──────── Dataset records

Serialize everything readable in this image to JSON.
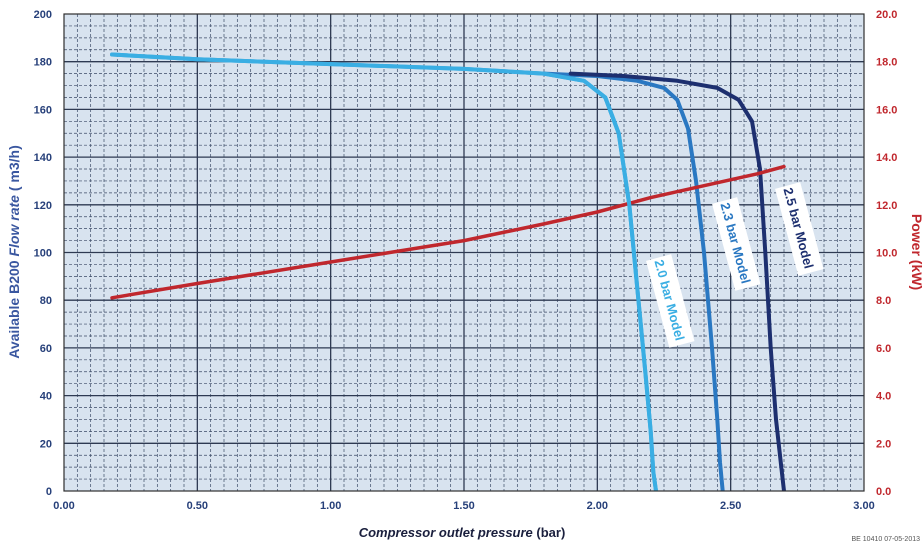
{
  "chart_data": {
    "type": "line",
    "title": "",
    "xlabel": "Compressor outlet pressure (bar)",
    "xlabel_italic_part": "Compressor outlet pressure",
    "xlabel_unit_part": " (bar)",
    "ylabel": "Available B200 Flow rate ( m3/h)",
    "ylabel_parts": [
      "Available B200 ",
      "Flow rate",
      " ( m3/h)"
    ],
    "y2label": "Power (kW)",
    "xlim": [
      0,
      3
    ],
    "ylim": [
      0,
      200
    ],
    "y2lim": [
      0,
      20
    ],
    "x_ticks": [
      "0.00",
      "0.50",
      "1.00",
      "1.50",
      "2.00",
      "2.50",
      "3.00"
    ],
    "y_ticks": [
      "0",
      "20",
      "40",
      "60",
      "80",
      "100",
      "120",
      "140",
      "160",
      "180",
      "200"
    ],
    "y2_ticks": [
      "0.0",
      "2.0",
      "4.0",
      "6.0",
      "8.0",
      "10.0",
      "12.0",
      "14.0",
      "16.0",
      "18.0",
      "20.0"
    ],
    "grid": true,
    "background_color": "#d8e3ef",
    "series": [
      {
        "name": "2.0 bar Model",
        "axis": "left",
        "color": "#3aaee3",
        "x": [
          0.18,
          0.5,
          1.0,
          1.5,
          1.8,
          1.95,
          2.03,
          2.08,
          2.12,
          2.15,
          2.18,
          2.2,
          2.21,
          2.22
        ],
        "y": [
          183,
          181,
          179,
          177,
          175,
          172,
          165,
          150,
          120,
          85,
          50,
          25,
          8,
          0
        ]
      },
      {
        "name": "2.3 bar Model",
        "axis": "left",
        "color": "#2a78c2",
        "x": [
          1.8,
          2.0,
          2.15,
          2.25,
          2.3,
          2.34,
          2.37,
          2.4,
          2.43,
          2.45,
          2.46,
          2.47
        ],
        "y": [
          175,
          174,
          172,
          169,
          164,
          152,
          130,
          100,
          60,
          30,
          12,
          0
        ]
      },
      {
        "name": "2.5 bar Model",
        "axis": "left",
        "color": "#1d2f6f",
        "x": [
          1.9,
          2.1,
          2.3,
          2.45,
          2.53,
          2.58,
          2.61,
          2.63,
          2.65,
          2.67,
          2.69,
          2.7
        ],
        "y": [
          175,
          174,
          172,
          169,
          164,
          155,
          135,
          100,
          60,
          30,
          10,
          0
        ]
      },
      {
        "name": "Power (kW)",
        "axis": "right",
        "color": "#c0272d",
        "x": [
          0.18,
          0.5,
          1.0,
          1.5,
          1.8,
          2.0,
          2.2,
          2.4,
          2.6,
          2.7
        ],
        "y": [
          8.1,
          8.7,
          9.6,
          10.5,
          11.2,
          11.7,
          12.3,
          12.8,
          13.3,
          13.6
        ]
      }
    ],
    "annotations": [
      "2.0 bar Model",
      "2.3 bar Model",
      "2.5 bar Model"
    ],
    "footnote": "BE 10410 07-05-2013"
  }
}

────────────────

Stated problem —
Pictures in the data above should not be copied; transcribe everything else exactly.

Task response —
Serialize everything readable in this image to JSON.
{
  "chart_data": {
    "type": "line",
    "title": "",
    "xlabel": "Compressor outlet pressure (bar)",
    "xlabel_italic_part": "Compressor outlet pressure",
    "xlabel_unit_part": " (bar)",
    "ylabel": "Available B200 Flow rate ( m3/h)",
    "ylabel_parts": [
      "Available B200 ",
      "Flow rate",
      " ( m3/h)"
    ],
    "y2label": "Power (kW)",
    "xlim": [
      0,
      3
    ],
    "ylim": [
      0,
      200
    ],
    "y2lim": [
      0,
      20
    ],
    "x_ticks": [
      "0.00",
      "0.50",
      "1.00",
      "1.50",
      "2.00",
      "2.50",
      "3.00"
    ],
    "y_ticks": [
      "0",
      "20",
      "40",
      "60",
      "80",
      "100",
      "120",
      "140",
      "160",
      "180",
      "200"
    ],
    "y2_ticks": [
      "0.0",
      "2.0",
      "4.0",
      "6.0",
      "8.0",
      "10.0",
      "12.0",
      "14.0",
      "16.0",
      "18.0",
      "20.0"
    ],
    "grid": true,
    "background_color": "#d8e3ef",
    "series": [
      {
        "name": "2.0 bar Model",
        "axis": "left",
        "color": "#3aaee3",
        "x": [
          0.18,
          0.5,
          1.0,
          1.5,
          1.8,
          1.95,
          2.03,
          2.08,
          2.12,
          2.15,
          2.18,
          2.2,
          2.21,
          2.22
        ],
        "y": [
          183,
          181,
          179,
          177,
          175,
          172,
          165,
          150,
          120,
          85,
          50,
          25,
          8,
          0
        ]
      },
      {
        "name": "2.3 bar Model",
        "axis": "left",
        "color": "#2a78c2",
        "x": [
          1.8,
          2.0,
          2.15,
          2.25,
          2.3,
          2.34,
          2.37,
          2.4,
          2.43,
          2.45,
          2.46,
          2.47
        ],
        "y": [
          175,
          174,
          172,
          169,
          164,
          152,
          130,
          100,
          60,
          30,
          12,
          0
        ]
      },
      {
        "name": "2.5 bar Model",
        "axis": "left",
        "color": "#1d2f6f",
        "x": [
          1.9,
          2.1,
          2.3,
          2.45,
          2.53,
          2.58,
          2.61,
          2.63,
          2.65,
          2.67,
          2.69,
          2.7
        ],
        "y": [
          175,
          174,
          172,
          169,
          164,
          155,
          135,
          100,
          60,
          30,
          10,
          0
        ]
      },
      {
        "name": "Power (kW)",
        "axis": "right",
        "color": "#c0272d",
        "x": [
          0.18,
          0.5,
          1.0,
          1.5,
          1.8,
          2.0,
          2.2,
          2.4,
          2.6,
          2.7
        ],
        "y": [
          8.1,
          8.7,
          9.6,
          10.5,
          11.2,
          11.7,
          12.3,
          12.8,
          13.3,
          13.6
        ]
      }
    ],
    "annotations": [
      "2.0 bar Model",
      "2.3 bar Model",
      "2.5 bar Model"
    ],
    "footnote": "BE 10410 07-05-2013"
  }
}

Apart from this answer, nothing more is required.